■ READING TEXT
In January 2013, the United States and Niger signed a status of forces agreement to allow U.S. troops and aircraft to operate in Niger in a non-combat capacity in order to support French counterterrorism efforts. Niger's president, Mahamadou Issoufou, welcomed the deployment citing various threats exploiting local government's inability to extend its control to rural areas. According to U.S. and Nigerien officials, the deployment of unarmed Predator drones was to provide surveillance capabilities over Mali and Niger. The following month, the Obama administration deployed a force of about 100 U.S. troops to Niger in order to facilitate the drone operation in Niamey and partner with French intelligence.

In 2018 the Trump Administration and the United States Africa Command laid out plans to withdraw around 25% of all US Military forces in Africa with around 10% withdrawing from West Africa so they could focus on threats from Russia and China while still remaining in the area.

■ LISTED RECORDS
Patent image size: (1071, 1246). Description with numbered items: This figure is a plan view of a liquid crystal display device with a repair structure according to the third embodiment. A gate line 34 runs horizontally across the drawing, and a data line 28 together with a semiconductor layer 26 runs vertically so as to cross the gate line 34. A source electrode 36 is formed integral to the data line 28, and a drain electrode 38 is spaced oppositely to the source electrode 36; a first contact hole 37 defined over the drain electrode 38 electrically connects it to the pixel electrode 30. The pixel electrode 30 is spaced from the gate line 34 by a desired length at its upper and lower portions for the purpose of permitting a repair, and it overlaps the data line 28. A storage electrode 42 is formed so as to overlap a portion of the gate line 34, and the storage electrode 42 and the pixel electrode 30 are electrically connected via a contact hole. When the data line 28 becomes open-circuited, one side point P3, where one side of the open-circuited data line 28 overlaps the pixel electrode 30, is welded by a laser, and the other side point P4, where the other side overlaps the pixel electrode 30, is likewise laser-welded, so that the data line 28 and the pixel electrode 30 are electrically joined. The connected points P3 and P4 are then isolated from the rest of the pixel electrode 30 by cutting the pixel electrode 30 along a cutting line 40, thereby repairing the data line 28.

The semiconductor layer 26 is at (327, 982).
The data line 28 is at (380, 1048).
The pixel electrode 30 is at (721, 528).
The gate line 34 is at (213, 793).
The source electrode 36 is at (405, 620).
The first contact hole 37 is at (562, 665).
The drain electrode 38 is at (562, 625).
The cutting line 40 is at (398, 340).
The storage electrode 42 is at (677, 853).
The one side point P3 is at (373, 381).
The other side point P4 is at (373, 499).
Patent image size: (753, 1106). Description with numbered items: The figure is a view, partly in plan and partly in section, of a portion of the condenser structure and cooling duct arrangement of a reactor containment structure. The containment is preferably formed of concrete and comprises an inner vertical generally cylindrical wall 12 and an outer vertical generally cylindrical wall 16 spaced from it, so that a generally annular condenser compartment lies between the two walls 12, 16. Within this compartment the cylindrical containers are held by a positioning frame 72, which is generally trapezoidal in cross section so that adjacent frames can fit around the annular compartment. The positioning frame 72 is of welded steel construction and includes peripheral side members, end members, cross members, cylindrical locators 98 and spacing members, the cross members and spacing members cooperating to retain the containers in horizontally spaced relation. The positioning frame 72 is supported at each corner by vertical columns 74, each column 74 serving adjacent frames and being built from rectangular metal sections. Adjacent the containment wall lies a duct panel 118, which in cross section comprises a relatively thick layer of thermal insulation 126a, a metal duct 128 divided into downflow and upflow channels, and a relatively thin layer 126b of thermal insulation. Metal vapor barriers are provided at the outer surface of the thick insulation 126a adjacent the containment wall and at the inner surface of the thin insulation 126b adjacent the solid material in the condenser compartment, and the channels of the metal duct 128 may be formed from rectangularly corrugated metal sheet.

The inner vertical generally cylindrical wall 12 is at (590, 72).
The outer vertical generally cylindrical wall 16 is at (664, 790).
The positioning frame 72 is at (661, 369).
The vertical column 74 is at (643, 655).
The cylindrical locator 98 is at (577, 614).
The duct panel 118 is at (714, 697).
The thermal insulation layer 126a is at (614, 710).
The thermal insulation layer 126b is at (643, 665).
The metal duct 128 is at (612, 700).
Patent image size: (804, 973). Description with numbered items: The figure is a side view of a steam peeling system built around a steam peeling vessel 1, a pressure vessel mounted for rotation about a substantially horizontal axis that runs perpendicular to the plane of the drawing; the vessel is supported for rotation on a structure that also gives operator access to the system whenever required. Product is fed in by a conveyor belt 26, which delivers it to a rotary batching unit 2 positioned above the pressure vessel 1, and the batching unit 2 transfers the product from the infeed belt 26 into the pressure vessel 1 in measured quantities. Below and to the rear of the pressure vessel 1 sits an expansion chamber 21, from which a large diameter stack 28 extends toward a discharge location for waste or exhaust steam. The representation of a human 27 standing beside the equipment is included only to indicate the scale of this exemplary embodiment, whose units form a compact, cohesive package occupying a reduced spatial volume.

■ COMPLETE THE FOLLOWING
• 1. Rewrite the paragraph beginning "In January 2013" from the text on U.S. forces in Niger as a short list that keeps its main facts.
• 2. In the text on U.S. forces in Niger, what share of all U.S. military forces in Africa did the 2018 plans aim to withdraw?
The records have nothing to do with the text about U.S. forces in Niger.

■ RESPONSES TO THE TASKS
• 1.
- January 2013: the United States and Niger signed a status of forces agreement letting U.S. troops and aircraft operate in Niger in a non-combat role to support French counterterrorism efforts.
- Niger's president, Mahamadou Issoufou, welcomed the deployment. He cited threats exploiting the local government's inability to extend its control to rural areas.
- According to U.S. and Nigerien officials, unarmed Predator drones were deployed to provide surveillance over Mali and Niger.
- The following month, the Obama administration sent about 100 U.S. troops to Niger to facilitate the drone operation in Niamey and partner with French intelligence.

• 2. Around 25%.